REQUIRED TASK:
What follows is a listing; restate every line of it word for word.

____ DATASET

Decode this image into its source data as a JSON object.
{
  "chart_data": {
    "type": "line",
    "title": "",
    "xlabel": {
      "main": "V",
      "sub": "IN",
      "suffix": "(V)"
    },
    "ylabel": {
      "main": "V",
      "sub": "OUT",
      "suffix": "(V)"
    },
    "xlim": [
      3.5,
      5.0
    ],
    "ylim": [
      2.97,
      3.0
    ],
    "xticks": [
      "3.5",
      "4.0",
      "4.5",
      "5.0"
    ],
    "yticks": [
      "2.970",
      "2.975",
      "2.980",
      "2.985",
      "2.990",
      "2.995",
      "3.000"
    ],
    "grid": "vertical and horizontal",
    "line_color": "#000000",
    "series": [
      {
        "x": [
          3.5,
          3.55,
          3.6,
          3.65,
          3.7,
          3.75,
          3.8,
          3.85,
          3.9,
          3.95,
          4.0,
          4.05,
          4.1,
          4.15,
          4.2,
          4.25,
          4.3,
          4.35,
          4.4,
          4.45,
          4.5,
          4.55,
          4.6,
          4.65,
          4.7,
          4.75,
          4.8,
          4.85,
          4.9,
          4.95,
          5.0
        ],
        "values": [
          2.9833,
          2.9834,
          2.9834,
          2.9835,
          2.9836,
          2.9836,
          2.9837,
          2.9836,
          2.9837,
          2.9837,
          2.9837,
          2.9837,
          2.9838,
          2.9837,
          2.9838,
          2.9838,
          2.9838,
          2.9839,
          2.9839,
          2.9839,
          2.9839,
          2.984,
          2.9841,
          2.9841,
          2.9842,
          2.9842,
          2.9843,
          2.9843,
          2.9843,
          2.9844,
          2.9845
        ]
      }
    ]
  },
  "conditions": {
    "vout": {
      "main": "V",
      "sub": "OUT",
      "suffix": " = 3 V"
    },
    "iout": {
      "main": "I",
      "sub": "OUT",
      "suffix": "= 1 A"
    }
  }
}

________

FINISHED ANSWER:
Decode this image into its source data as a JSON object.
{
  "chart_data": {
    "type": "line",
    "title": "",
    "xlabel": {
      "main": "V",
      "sub": "IN",
      "suffix": "(V)"
    },
    "ylabel": {
      "main": "V",
      "sub": "OUT",
      "suffix": "(V)"
    },
    "xlim": [
      3.5,
      5.0
    ],
    "ylim": [
      2.97,
      3.0
    ],
    "xticks": [
      "3.5",
      "4.0",
      "4.5",
      "5.0"
    ],
    "yticks": [
      "2.970",
      "2.975",
      "2.980",
      "2.985",
      "2.990",
      "2.995",
      "3.000"
    ],
    "grid": "vertical and horizontal",
    "line_color": "#000000",
    "series": [
      {
        "x": [
          3.5,
          3.55,
          3.6,
          3.65,
          3.7,
          3.75,
          3.8,
          3.85,
          3.9,
          3.95,
          4.0,
          4.05,
          4.1,
          4.15,
          4.2,
          4.25,
          4.3,
          4.35,
          4.4,
          4.45,
          4.5,
          4.55,
          4.6,
          4.65,
          4.7,
          4.75,
          4.8,
          4.85,
          4.9,
          4.95,
          5.0
        ],
        "values": [
          2.9833,
          2.9834,
          2.9834,
          2.9835,
          2.9836,
          2.9836,
          2.9837,
          2.9836,
          2.9837,
          2.9837,
          2.9837,
          2.9837,
          2.9838,
          2.9837,
          2.9838,
          2.9838,
          2.9838,
          2.9839,
          2.9839,
          2.9839,
          2.9839,
          2.984,
          2.9841,
          2.9841,
          2.9842,
          2.9842,
          2.9843,
          2.9843,
          2.9843,
          2.9844,
          2.9845
        ]
      }
    ]
  },
  "conditions": {
    "vout": {
      "main": "V",
      "sub": "OUT",
      "suffix": " = 3 V"
    },
    "iout": {
      "main": "I",
      "sub": "OUT",
      "suffix": "= 1 A"
    }
  }
}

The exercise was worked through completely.